- PROBLEM STATEMENT
Write out the entries below once more, exactly, with the pictures left out.

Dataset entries
****************

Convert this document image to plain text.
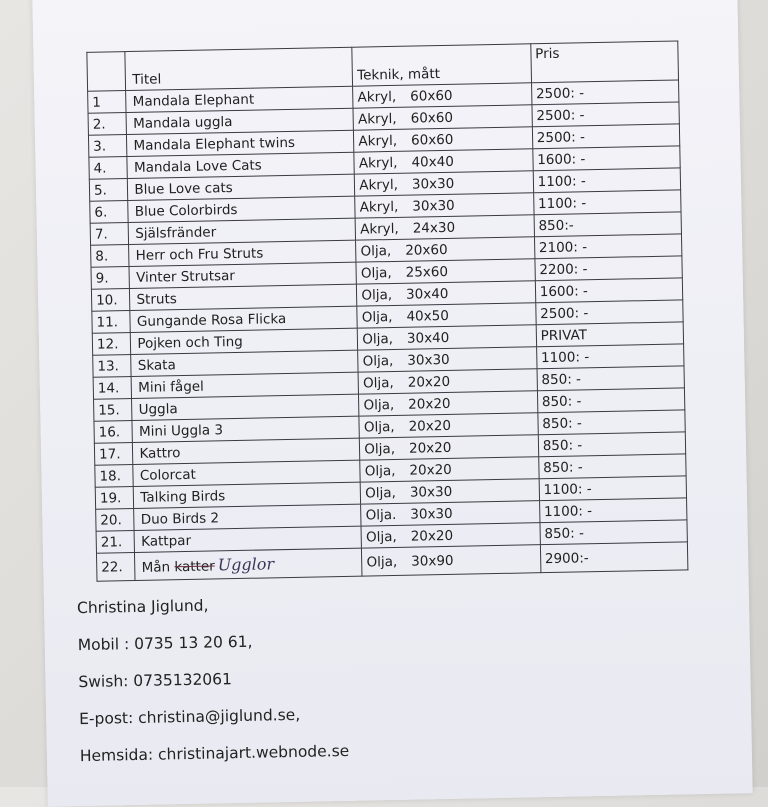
	Titel	Teknik, mått	Pris
1	Mandala Elephant	Akryl, 60x60	2500: -
2.	Mandala uggla	Akryl, 60x60	2500: -
3.	Mandala Elephant twins	Akryl, 60x60	2500: -
4.	Mandala Love Cats	Akryl, 40x40	1600: -
5.	Blue Love cats	Akryl, 30x30	1100: -
6.	Blue Colorbirds	Akryl, 30x30	1100: -
7.	Själsfränder	Akryl, 24x30	850:-
8.	Herr och Fru Struts	Olja, 20x60	2100: -
9.	Vinter Strutsar	Olja, 25x60	2200: -
10.	Struts	Olja, 30x40	1600: -
11.	Gungande Rosa Flicka	Olja, 40x50	2500: -
12.	Pojken och Ting	Olja, 30x40	PRIVAT
13.	Skata	Olja, 30x30	1100: -
14.	Mini fågel	Olja, 20x20	850: -
15.	Uggla	Olja, 20x20	850: -
16.	Mini Uggla 3	Olja, 20x20	850: -
17.	Kattro	Olja, 20x20	850: -
18.	Colorcat	Olja, 20x20	850: -
19.	Talking Birds	Olja, 30x30	1100: -
20.	Duo Birds 2	Olja. 30x30	1100: -
21.	Kattpar	Olja, 20x20	850: -
22.	Mån katter Ugglor	Olja, 30x90	2900:-
Christina Jiglund,
Mobil : 0735 13 20 61,
Swish: 0735132061
E-post: christina@jiglund.se,
Hemsida: christinajart.webnode.se
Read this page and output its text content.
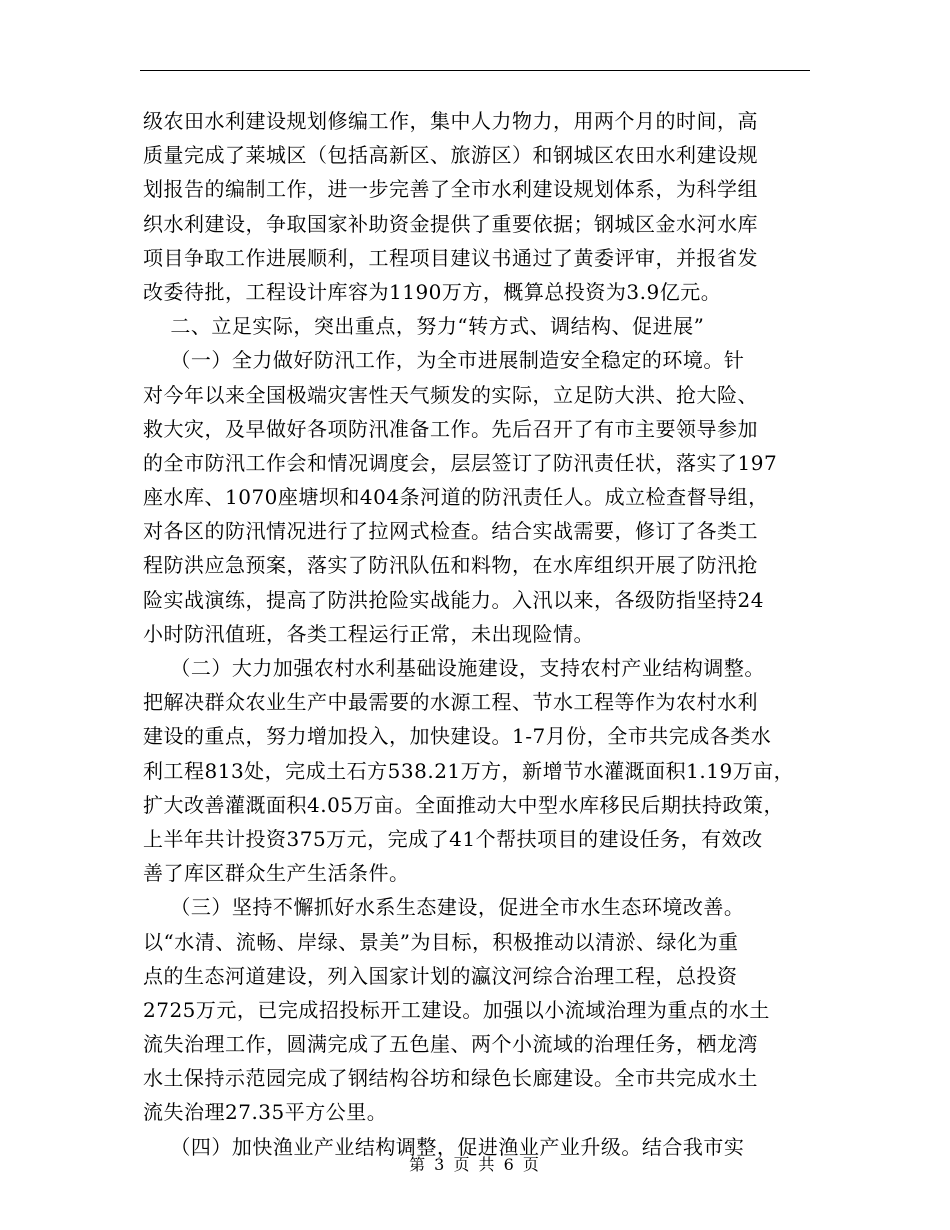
级农田水利建设规划修编工作，集中人力物力，用两个月的时间，高
质量完成了莱城区（包括高新区、旅游区）和钢城区农田水利建设规
划报告的编制工作，进一步完善了全市水利建设规划体系，为科学组
织水利建设，争取国家补助资金提供了重要依据；钢城区金水河水库
项目争取工作进展顺利，工程项目建议书通过了黄委评审，并报省发
改委待批，工程设计库容为1190万方，概算总投资为3.9亿元。
二、立足实际，突出重点，努力“转方式、调结构、促进展”
（一）全力做好防汛工作，为全市进展制造安全稳定的环境。针
对今年以来全国极端灾害性天气频发的实际，立足防大洪、抢大险、
救大灾，及早做好各项防汛准备工作。先后召开了有市主要领导参加
的全市防汛工作会和情况调度会，层层签订了防汛责任状，落实了197
座水库、1070座塘坝和404条河道的防汛责任人。成立检查督导组，
对各区的防汛情况进行了拉网式检查。结合实战需要，修订了各类工
程防洪应急预案，落实了防汛队伍和料物，在水库组织开展了防汛抢
险实战演练，提高了防洪抢险实战能力。入汛以来，各级防指坚持24
小时防汛值班，各类工程运行正常，未出现险情。
（二）大力加强农村水利基础设施建设，支持农村产业结构调整。
把解决群众农业生产中最需要的水源工程、节水工程等作为农村水利
建设的重点，努力增加投入，加快建设。1-7月份，全市共完成各类水
利工程813处，完成土石方538.21万方，新增节水灌溉面积1.19万亩，
扩大改善灌溉面积4.05万亩。全面推动大中型水库移民后期扶持政策，
上半年共计投资375万元，完成了41个帮扶项目的建设任务，有效改
善了库区群众生产生活条件。
（三）坚持不懈抓好水系生态建设，促进全市水生态环境改善。
以“水清、流畅、岸绿、景美”为目标，积极推动以清淤、绿化为重
点的生态河道建设，列入国家计划的瀛汶河综合治理工程，总投资
2725万元，已完成招投标开工建设。加强以小流域治理为重点的水土
流失治理工作，圆满完成了五色崖、两个小流域的治理任务，栖龙湾
水土保持示范园完成了钢结构谷坊和绿色长廊建设。全市共完成水土
流失治理27.35平方公里。
（四）加快渔业产业结构调整，促进渔业产业升级。结合我市实
第 3 页 共 6 页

****************

- WRITTEN ANSWER
Convert this document image to plain text.
	Titel	Teknik, mått	Pris
1	Mandala Elephant	Akryl, 60x60	2500: -
2.	Mandala uggla	Akryl, 60x60	2500: -
3.	Mandala Elephant twins	Akryl, 60x60	2500: -
4.	Mandala Love Cats	Akryl, 40x40	1600: -
5.	Blue Love cats	Akryl, 30x30	1100: -
6.	Blue Colorbirds	Akryl, 30x30	1100: -
7.	Själsfränder	Akryl, 24x30	850:-
8.	Herr och Fru Struts	Olja, 20x60	2100: -
9.	Vinter Strutsar	Olja, 25x60	2200: -
10.	Struts	Olja, 30x40	1600: -
11.	Gungande Rosa Flicka	Olja, 40x50	2500: -
12.	Pojken och Ting	Olja, 30x40	PRIVAT
13.	Skata	Olja, 30x30	1100: -
14.	Mini fågel	Olja, 20x20	850: -
15.	Uggla	Olja, 20x20	850: -
16.	Mini Uggla 3	Olja, 20x20	850: -
17.	Kattro	Olja, 20x20	850: -
18.	Colorcat	Olja, 20x20	850: -
19.	Talking Birds	Olja, 30x30	1100: -
20.	Duo Birds 2	Olja. 30x30	1100: -
21.	Kattpar	Olja, 20x20	850: -
22.	Mån katter Ugglor	Olja, 30x90	2900:-
Christina Jiglund,
Mobil : 0735 13 20 61,
Swish: 0735132061
E-post: christina@jiglund.se,
Hemsida: christinajart.webnode.se
Read this page and output its text content.
级农田水利建设规划修编工作，集中人力物力，用两个月的时间，高
质量完成了莱城区（包括高新区、旅游区）和钢城区农田水利建设规
划报告的编制工作，进一步完善了全市水利建设规划体系，为科学组
织水利建设，争取国家补助资金提供了重要依据；钢城区金水河水库
项目争取工作进展顺利，工程项目建议书通过了黄委评审，并报省发
改委待批，工程设计库容为1190万方，概算总投资为3.9亿元。
二、立足实际，突出重点，努力“转方式、调结构、促进展”
（一）全力做好防汛工作，为全市进展制造安全稳定的环境。针
对今年以来全国极端灾害性天气频发的实际，立足防大洪、抢大险、
救大灾，及早做好各项防汛准备工作。先后召开了有市主要领导参加
的全市防汛工作会和情况调度会，层层签订了防汛责任状，落实了197
座水库、1070座塘坝和404条河道的防汛责任人。成立检查督导组，
对各区的防汛情况进行了拉网式检查。结合实战需要，修订了各类工
程防洪应急预案，落实了防汛队伍和料物，在水库组织开展了防汛抢
险实战演练，提高了防洪抢险实战能力。入汛以来，各级防指坚持24
小时防汛值班，各类工程运行正常，未出现险情。
（二）大力加强农村水利基础设施建设，支持农村产业结构调整。
把解决群众农业生产中最需要的水源工程、节水工程等作为农村水利
建设的重点，努力增加投入，加快建设。1-7月份，全市共完成各类水
利工程813处，完成土石方538.21万方，新增节水灌溉面积1.19万亩，
扩大改善灌溉面积4.05万亩。全面推动大中型水库移民后期扶持政策，
上半年共计投资375万元，完成了41个帮扶项目的建设任务，有效改
善了库区群众生产生活条件。
（三）坚持不懈抓好水系生态建设，促进全市水生态环境改善。
以“水清、流畅、岸绿、景美”为目标，积极推动以清淤、绿化为重
点的生态河道建设，列入国家计划的瀛汶河综合治理工程，总投资
2725万元，已完成招投标开工建设。加强以小流域治理为重点的水土
流失治理工作，圆满完成了五色崖、两个小流域的治理任务，栖龙湾
水土保持示范园完成了钢结构谷坊和绿色长廊建设。全市共完成水土
流失治理27.35平方公里。
（四）加快渔业产业结构调整，促进渔业产业升级。结合我市实
第 3 页 共 6 页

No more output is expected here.